## Provided passage
______

On 10/07/10 16:34, James Morris wrote:
Compiling a
customized (real-time patched) kernel makes sense, but
ardour and friends are available from Debian.
But how up to date are they, I like to get the latest tarballs (and
sometimes SVN) as soon as I notice them.
The debian-mm team (Free, Adrian, Alessio, et al) are doing an amazing
job. Usually 10-20 days behind upstream. The 10 days is the minimum
time for a package to enter Debian/testing.
For example: ardour is latest 2.8.11-3; qtractor in debian/testing is
2.4.6-2 but debian/unstable already offers 2.4.7 (since Monday).
If you want bleeding-edge SVN - fine; but for a reliable studio i will
recommend against it: It's in fact often easier to get it wrong by
missing an
./configure --enable-tricky-optimizations
option or sth. besides not all software supports proper un-installation.
Although you should be fine with the gentoo pro-audio-overlay.
I build quite a a lot of SW from source: either for testing or for
contributing to development on it. For some projects it works to simply
copy the official 'debian/' folder into the SVN or git checkout and do a
backport this way.

______

(Data items)
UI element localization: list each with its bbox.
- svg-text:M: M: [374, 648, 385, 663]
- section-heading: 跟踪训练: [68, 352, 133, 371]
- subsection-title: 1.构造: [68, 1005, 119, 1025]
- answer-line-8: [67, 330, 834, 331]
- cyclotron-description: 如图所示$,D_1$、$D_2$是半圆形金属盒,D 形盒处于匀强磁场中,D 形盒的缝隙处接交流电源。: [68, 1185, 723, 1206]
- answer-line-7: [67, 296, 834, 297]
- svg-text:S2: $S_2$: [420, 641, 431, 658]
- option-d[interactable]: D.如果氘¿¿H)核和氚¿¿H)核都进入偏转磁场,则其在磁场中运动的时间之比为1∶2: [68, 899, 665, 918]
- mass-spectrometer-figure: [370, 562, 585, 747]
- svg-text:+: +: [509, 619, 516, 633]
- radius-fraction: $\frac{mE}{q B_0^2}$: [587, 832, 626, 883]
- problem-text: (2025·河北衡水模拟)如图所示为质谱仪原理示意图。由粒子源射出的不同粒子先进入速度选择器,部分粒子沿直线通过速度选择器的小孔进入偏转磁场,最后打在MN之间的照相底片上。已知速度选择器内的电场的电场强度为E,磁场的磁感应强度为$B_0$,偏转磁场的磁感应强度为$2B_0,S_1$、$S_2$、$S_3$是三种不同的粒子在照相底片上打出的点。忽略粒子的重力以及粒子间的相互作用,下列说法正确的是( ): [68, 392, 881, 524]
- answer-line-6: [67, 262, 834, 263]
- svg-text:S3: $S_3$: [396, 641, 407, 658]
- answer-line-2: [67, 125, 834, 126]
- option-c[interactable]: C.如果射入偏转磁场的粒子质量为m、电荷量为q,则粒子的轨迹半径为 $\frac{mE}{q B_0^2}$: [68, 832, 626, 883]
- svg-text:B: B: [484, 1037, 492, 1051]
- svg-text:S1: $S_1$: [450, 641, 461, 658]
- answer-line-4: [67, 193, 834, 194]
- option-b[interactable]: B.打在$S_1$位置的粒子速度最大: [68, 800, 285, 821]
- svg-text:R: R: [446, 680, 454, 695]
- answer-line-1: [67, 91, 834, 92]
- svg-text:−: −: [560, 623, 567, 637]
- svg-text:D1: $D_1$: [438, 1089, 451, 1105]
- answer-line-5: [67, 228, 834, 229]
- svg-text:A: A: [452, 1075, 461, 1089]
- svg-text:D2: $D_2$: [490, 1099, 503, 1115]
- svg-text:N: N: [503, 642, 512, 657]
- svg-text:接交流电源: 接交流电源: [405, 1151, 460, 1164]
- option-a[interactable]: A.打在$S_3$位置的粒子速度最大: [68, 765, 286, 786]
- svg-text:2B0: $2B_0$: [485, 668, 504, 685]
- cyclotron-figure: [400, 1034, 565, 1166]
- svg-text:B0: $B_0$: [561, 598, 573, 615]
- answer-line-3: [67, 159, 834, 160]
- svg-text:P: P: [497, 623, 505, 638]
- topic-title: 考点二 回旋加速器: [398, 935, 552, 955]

______

## Written instruction 1
Translate this sentence from the message about Debian audio packages into Spanish: "The 10 days is the minimum time for a package to enter Debian/testing."
## Written instruction 2
From the message about Debian audio packages, quote the stretch from "For example: ardour" through "supports proper un-installation.".

## Task result 1
Los 10 días son el tiempo mínimo para que un paquete entre en Debian/testing.

## Task result 2
For example: ardour is latest 2.8.11-3; qtractor in debian/testing is
2.4.6-2 but debian/unstable already offers 2.4.7 (since Monday).
If you want bleeding-edge SVN - fine; but for a reliable studio i will
recommend against it: It's in fact often easier to get it wrong by
missing an
./configure --enable-tricky-optimizations
option or sth. besides not all software supports proper un-installation.